- _STATED PROBLEM_
Set down all of the rows below again, word for word and line for line.
### RECORDS SUPPLIED ###
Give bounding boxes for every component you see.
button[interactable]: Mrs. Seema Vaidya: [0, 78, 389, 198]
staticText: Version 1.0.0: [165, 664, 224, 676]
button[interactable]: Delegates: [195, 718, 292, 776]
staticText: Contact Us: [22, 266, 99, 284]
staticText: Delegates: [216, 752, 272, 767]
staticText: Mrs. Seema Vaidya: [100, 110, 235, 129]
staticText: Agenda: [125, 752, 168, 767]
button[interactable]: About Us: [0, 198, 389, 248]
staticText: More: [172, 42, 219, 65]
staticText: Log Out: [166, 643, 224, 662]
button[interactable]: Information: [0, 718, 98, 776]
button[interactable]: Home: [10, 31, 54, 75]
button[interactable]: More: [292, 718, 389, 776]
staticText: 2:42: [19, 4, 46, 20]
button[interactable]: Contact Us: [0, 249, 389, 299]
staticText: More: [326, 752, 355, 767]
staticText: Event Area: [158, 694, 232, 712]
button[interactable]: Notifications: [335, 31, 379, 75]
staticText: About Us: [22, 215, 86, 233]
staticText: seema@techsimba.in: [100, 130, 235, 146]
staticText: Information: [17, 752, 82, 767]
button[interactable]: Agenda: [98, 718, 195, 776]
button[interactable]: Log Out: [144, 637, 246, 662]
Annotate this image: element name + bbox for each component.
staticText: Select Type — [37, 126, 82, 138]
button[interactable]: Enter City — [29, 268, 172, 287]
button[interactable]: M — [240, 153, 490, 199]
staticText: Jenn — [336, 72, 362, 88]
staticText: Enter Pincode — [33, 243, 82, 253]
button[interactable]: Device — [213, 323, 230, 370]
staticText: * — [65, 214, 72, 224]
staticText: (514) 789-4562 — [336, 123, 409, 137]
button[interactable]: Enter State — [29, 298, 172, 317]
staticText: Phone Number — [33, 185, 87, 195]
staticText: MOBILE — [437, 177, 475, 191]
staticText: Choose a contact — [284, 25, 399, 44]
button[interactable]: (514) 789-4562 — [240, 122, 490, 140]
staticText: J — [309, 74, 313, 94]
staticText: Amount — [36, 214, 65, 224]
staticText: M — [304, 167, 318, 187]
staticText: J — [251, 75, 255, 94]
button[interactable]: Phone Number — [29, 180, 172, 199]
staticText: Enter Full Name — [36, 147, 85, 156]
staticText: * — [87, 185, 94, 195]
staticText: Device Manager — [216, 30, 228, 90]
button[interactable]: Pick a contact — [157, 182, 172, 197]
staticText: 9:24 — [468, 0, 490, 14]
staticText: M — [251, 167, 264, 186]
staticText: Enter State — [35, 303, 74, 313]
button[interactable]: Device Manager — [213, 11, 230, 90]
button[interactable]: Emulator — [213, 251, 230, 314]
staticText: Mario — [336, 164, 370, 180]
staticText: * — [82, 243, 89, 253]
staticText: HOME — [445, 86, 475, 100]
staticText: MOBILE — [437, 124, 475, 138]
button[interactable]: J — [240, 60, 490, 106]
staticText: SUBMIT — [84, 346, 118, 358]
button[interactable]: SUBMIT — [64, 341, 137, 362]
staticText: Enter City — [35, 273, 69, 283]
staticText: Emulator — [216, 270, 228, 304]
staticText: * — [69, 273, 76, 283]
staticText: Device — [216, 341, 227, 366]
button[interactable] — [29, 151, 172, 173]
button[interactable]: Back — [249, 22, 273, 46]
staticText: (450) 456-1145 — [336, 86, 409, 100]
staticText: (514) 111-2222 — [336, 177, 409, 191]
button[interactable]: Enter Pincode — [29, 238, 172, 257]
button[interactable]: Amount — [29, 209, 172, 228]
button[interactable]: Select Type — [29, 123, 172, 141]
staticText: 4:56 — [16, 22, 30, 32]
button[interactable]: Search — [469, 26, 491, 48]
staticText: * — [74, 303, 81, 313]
###
- _OUTPUT_
Give bounding boxes for every component you see.
button[interactable]: Mrs. Seema Vaidya: [0, 78, 389, 198]
staticText: Version 1.0.0: [165, 664, 224, 676]
button[interactable]: Delegates: [195, 718, 292, 776]
staticText: Contact Us: [22, 266, 99, 284]
staticText: Delegates: [216, 752, 272, 767]
staticText: Mrs. Seema Vaidya: [100, 110, 235, 129]
staticText: Agenda: [125, 752, 168, 767]
button[interactable]: About Us: [0, 198, 389, 248]
staticText: More: [172, 42, 219, 65]
staticText: Log Out: [166, 643, 224, 662]
button[interactable]: Information: [0, 718, 98, 776]
button[interactable]: Home: [10, 31, 54, 75]
button[interactable]: More: [292, 718, 389, 776]
staticText: 2:42: [19, 4, 46, 20]
button[interactable]: Contact Us: [0, 249, 389, 299]
staticText: More: [326, 752, 355, 767]
staticText: Event Area: [158, 694, 232, 712]
button[interactable]: Notifications: [335, 31, 379, 75]
staticText: About Us: [22, 215, 86, 233]
staticText: seema@techsimba.in: [100, 130, 235, 146]
staticText: Information: [17, 752, 82, 767]
button[interactable]: Agenda: [98, 718, 195, 776]
button[interactable]: Log Out: [144, 637, 246, 662]
Annotate this image: element name + bbox for each component.
staticText: Select Type — [37, 126, 82, 138]
button[interactable]: Enter City — [29, 268, 172, 287]
button[interactable]: M — [240, 153, 490, 199]
staticText: Jenn — [336, 72, 362, 88]
staticText: Enter Pincode — [33, 243, 82, 253]
button[interactable]: Device — [213, 323, 230, 370]
staticText: * — [65, 214, 72, 224]
staticText: (514) 789-4562 — [336, 123, 409, 137]
button[interactable]: Enter State — [29, 298, 172, 317]
staticText: Phone Number — [33, 185, 87, 195]
staticText: MOBILE — [437, 177, 475, 191]
staticText: Choose a contact — [284, 25, 399, 44]
button[interactable]: (514) 789-4562 — [240, 122, 490, 140]
staticText: J — [309, 74, 313, 94]
staticText: Amount — [36, 214, 65, 224]
staticText: M — [304, 167, 318, 187]
staticText: J — [251, 75, 255, 94]
button[interactable]: Phone Number — [29, 180, 172, 199]
staticText: Enter Full Name — [36, 147, 85, 156]
staticText: * — [87, 185, 94, 195]
staticText: Device Manager — [216, 30, 228, 90]
button[interactable]: Pick a contact — [157, 182, 172, 197]
staticText: 9:24 — [468, 0, 490, 14]
staticText: M — [251, 167, 264, 186]
staticText: Enter State — [35, 303, 74, 313]
button[interactable]: Device Manager — [213, 11, 230, 90]
button[interactable]: Emulator — [213, 251, 230, 314]
staticText: Mario — [336, 164, 370, 180]
staticText: * — [82, 243, 89, 253]
staticText: HOME — [445, 86, 475, 100]
staticText: MOBILE — [437, 124, 475, 138]
button[interactable]: J — [240, 60, 490, 106]
staticText: SUBMIT — [84, 346, 118, 358]
button[interactable]: SUBMIT — [64, 341, 137, 362]
staticText: Enter City — [35, 273, 69, 283]
staticText: Emulator — [216, 270, 228, 304]
staticText: * — [69, 273, 76, 283]
staticText: Device — [216, 341, 227, 366]
button[interactable] — [29, 151, 172, 173]
button[interactable]: Back — [249, 22, 273, 46]
staticText: (450) 456-1145 — [336, 86, 409, 100]
staticText: (514) 111-2222 — [336, 177, 409, 191]
button[interactable]: Enter Pincode — [29, 238, 172, 257]
button[interactable]: Amount — [29, 209, 172, 228]
button[interactable]: Select Type — [29, 123, 172, 141]
staticText: 4:56 — [16, 22, 30, 32]
button[interactable]: Search — [469, 26, 491, 48]
staticText: * — [74, 303, 81, 313]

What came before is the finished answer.